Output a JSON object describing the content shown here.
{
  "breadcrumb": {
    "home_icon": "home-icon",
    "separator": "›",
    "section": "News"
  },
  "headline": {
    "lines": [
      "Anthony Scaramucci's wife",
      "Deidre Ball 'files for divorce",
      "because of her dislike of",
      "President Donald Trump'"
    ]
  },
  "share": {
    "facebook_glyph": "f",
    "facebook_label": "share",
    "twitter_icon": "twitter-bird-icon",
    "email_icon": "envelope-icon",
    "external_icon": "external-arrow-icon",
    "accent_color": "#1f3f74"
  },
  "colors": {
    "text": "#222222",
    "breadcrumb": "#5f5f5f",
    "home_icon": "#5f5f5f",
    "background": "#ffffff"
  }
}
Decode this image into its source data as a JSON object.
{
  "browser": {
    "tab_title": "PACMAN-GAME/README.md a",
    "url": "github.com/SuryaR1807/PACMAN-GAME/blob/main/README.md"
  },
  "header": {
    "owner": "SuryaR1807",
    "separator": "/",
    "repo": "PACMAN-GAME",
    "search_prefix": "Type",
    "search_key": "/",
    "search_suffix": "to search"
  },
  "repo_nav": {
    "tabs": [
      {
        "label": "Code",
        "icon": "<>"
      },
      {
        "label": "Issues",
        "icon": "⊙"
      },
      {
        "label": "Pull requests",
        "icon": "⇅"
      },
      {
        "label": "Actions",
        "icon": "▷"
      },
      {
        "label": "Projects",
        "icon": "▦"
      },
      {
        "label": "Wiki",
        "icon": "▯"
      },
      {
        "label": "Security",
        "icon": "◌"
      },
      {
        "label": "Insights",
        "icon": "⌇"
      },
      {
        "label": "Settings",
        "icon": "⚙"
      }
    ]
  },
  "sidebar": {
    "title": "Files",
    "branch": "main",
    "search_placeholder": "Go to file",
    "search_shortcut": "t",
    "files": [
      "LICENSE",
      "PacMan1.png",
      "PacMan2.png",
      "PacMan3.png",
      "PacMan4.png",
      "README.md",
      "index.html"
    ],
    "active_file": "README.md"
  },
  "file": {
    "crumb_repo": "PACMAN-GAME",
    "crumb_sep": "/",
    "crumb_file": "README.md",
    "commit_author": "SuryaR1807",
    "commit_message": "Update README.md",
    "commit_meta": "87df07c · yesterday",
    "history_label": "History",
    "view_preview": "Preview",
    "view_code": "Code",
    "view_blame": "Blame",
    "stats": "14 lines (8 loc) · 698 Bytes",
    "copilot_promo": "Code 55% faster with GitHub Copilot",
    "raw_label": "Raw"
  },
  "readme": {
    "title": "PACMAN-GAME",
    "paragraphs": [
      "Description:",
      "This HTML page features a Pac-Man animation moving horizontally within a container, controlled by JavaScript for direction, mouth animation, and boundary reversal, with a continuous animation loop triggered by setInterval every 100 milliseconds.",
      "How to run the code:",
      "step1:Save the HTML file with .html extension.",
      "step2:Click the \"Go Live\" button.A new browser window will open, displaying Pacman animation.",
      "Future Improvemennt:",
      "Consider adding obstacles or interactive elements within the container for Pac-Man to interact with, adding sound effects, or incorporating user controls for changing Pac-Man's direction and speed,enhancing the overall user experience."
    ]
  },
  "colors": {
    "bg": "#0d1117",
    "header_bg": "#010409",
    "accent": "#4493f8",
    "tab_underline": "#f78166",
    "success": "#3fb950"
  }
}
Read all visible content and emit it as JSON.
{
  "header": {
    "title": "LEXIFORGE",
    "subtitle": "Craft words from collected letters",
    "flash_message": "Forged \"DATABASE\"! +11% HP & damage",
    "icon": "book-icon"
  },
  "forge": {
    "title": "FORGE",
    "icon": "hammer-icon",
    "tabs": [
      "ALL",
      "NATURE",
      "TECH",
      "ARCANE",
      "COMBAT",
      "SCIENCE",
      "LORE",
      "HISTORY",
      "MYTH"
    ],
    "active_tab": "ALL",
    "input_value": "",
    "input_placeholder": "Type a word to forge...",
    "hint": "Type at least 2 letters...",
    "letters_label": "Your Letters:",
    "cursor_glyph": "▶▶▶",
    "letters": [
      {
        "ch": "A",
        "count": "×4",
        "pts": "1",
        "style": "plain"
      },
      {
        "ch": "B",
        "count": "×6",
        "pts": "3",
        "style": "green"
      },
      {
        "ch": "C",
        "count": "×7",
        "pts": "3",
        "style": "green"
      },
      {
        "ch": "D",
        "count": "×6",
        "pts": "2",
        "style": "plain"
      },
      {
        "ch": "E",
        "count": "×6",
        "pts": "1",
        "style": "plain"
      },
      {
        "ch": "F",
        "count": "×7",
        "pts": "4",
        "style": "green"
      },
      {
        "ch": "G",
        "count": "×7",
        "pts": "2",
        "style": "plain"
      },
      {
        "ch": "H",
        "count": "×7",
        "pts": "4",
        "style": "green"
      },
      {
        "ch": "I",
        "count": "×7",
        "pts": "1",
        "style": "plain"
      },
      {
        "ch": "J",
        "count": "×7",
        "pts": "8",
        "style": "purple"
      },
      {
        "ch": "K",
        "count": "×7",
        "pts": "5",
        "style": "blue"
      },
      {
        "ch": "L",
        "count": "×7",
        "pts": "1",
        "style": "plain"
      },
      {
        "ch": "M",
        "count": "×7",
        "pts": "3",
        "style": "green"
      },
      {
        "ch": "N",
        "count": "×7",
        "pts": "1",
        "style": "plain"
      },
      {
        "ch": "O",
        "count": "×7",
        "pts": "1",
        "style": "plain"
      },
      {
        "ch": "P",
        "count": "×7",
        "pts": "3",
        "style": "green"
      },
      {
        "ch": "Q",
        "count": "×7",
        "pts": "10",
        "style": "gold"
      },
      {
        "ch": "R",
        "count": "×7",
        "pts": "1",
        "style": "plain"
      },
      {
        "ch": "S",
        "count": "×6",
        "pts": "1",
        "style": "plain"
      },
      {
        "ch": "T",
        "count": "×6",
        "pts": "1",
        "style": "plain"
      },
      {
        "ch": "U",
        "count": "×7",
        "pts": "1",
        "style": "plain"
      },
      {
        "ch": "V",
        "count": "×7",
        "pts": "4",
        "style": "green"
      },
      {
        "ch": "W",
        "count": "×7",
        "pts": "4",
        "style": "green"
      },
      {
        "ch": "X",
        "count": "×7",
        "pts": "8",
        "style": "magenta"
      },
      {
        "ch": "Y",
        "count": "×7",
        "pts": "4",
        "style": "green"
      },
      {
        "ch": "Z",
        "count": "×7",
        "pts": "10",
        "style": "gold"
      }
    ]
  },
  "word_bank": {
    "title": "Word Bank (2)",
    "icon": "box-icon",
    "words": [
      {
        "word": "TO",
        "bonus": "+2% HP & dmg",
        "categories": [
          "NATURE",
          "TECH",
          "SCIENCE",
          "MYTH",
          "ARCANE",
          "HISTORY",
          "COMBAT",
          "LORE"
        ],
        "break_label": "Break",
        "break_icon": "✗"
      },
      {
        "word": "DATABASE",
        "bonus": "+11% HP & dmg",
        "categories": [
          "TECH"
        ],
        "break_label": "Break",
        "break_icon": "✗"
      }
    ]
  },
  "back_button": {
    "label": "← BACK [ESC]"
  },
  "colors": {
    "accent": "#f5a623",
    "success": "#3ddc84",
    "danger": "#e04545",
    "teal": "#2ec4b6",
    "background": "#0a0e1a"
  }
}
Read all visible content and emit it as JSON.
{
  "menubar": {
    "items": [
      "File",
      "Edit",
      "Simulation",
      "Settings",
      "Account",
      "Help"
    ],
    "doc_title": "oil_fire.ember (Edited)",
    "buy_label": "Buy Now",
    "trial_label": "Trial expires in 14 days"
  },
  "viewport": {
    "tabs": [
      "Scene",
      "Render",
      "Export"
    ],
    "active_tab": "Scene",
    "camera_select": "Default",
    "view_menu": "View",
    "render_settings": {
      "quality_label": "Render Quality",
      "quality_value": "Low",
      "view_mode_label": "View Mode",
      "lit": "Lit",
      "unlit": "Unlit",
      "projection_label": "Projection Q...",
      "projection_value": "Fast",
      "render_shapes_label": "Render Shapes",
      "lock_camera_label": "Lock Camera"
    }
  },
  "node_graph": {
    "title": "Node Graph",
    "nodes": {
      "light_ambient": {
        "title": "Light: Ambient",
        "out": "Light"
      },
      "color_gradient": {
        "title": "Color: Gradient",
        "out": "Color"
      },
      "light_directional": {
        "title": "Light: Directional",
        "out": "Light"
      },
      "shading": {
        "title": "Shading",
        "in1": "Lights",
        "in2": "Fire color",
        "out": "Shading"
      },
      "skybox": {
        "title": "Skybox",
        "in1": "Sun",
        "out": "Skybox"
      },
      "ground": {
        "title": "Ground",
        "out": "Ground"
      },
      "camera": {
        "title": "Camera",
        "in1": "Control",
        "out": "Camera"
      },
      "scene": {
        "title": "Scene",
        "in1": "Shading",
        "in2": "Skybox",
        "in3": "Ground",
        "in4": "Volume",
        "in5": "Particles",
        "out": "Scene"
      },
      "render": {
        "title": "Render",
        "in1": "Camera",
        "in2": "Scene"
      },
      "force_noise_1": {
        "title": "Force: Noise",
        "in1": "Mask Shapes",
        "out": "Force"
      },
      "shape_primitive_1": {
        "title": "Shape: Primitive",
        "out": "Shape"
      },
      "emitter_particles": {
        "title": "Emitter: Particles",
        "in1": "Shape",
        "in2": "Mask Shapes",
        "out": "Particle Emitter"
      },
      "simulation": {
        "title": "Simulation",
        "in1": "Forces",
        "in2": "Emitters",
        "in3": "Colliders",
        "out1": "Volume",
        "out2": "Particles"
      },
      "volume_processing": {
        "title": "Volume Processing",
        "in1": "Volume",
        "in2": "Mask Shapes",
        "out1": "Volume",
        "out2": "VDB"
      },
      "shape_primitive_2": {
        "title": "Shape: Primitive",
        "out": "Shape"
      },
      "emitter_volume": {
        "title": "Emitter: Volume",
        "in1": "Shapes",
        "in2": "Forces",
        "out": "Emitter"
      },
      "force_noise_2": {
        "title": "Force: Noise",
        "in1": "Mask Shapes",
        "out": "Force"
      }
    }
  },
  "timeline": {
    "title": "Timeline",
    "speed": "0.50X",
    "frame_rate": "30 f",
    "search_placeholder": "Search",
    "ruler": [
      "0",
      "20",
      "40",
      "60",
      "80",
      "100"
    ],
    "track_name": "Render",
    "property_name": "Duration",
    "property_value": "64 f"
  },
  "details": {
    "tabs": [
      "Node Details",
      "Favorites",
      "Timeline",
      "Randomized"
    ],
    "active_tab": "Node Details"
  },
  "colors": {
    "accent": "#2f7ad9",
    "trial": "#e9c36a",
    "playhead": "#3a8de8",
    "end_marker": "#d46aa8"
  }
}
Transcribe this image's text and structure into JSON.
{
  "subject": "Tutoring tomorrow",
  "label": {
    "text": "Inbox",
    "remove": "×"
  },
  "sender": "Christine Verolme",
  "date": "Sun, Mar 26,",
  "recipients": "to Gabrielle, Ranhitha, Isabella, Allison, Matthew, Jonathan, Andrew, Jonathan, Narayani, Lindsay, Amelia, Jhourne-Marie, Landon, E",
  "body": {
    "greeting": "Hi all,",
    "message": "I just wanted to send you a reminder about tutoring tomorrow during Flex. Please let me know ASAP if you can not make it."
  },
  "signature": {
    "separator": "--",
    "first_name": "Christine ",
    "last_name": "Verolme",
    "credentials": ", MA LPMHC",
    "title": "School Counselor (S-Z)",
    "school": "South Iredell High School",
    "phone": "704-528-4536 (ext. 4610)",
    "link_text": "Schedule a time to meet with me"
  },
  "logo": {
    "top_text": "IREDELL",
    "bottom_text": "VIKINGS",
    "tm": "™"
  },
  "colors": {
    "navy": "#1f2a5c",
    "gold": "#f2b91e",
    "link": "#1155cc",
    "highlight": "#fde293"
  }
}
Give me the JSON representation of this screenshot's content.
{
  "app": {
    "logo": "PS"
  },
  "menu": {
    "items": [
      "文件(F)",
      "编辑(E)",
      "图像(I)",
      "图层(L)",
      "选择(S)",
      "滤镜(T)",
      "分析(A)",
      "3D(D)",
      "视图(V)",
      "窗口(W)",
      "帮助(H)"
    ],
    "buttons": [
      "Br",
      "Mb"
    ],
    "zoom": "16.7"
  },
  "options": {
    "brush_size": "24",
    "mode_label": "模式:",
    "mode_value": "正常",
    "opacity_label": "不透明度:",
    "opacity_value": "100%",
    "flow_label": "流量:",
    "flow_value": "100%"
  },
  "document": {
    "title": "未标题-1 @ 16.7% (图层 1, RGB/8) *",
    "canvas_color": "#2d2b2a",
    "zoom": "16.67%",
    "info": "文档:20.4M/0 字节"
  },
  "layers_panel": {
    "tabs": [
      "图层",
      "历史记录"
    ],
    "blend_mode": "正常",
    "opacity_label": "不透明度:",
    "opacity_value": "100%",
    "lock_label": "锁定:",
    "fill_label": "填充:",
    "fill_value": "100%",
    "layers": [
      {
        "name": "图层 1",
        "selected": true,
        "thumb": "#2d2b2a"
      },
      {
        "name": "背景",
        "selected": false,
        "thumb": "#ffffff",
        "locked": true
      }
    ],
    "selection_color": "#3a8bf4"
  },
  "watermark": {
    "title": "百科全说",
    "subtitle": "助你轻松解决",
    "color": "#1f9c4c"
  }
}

•••••

§ GOAL OF THE EXERCISE: Looking at the records above, work out how many lines include the string "GAME". Give the number and nothing else.

§ FULL RESPONSE: 5